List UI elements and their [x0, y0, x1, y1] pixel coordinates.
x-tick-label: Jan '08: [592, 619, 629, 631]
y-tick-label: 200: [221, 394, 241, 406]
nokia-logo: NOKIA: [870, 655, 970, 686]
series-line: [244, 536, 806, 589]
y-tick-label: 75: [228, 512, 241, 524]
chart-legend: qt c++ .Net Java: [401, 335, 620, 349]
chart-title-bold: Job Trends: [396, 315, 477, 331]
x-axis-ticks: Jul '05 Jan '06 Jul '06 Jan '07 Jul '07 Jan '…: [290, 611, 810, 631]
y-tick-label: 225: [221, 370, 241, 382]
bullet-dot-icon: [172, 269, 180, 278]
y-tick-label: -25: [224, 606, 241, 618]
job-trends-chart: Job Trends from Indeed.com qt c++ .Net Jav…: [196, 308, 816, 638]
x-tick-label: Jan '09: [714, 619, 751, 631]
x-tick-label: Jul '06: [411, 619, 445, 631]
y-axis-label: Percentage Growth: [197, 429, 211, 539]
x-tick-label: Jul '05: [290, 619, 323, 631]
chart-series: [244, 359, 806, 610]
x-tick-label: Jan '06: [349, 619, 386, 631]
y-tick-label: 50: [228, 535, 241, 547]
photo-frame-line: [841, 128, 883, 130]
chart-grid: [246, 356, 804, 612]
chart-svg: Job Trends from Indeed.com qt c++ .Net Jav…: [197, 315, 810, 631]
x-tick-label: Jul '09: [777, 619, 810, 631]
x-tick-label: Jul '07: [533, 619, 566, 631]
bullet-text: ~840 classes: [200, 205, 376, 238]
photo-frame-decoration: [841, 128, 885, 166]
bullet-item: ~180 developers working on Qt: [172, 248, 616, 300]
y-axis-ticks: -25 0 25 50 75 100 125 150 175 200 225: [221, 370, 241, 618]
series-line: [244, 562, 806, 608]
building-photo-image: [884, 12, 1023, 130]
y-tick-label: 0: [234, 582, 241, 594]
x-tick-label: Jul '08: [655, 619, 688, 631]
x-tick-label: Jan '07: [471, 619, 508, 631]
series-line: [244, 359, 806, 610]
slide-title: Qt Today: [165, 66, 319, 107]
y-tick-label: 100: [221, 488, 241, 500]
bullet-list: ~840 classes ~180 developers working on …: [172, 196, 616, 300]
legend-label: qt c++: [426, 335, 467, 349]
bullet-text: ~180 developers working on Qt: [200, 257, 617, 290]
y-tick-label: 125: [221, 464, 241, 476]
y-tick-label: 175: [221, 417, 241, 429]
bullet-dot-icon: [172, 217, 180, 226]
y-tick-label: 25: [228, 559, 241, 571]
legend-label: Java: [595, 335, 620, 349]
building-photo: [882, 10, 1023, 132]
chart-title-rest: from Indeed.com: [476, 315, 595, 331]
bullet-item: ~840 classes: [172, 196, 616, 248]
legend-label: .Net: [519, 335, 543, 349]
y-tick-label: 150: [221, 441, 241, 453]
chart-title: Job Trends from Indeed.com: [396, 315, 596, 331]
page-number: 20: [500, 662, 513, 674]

What to do: Extract every line of the records that contains the string "ticks".

Answer to the task:
x-axis-ticks: Jul '05 Jan '06 Jul '06 Jan '07 Jul '07 Jan '…: [290, 611, 810, 631]
y-axis-ticks: -25 0 25 50 75 100 125 150 175 200 225: [221, 370, 241, 618]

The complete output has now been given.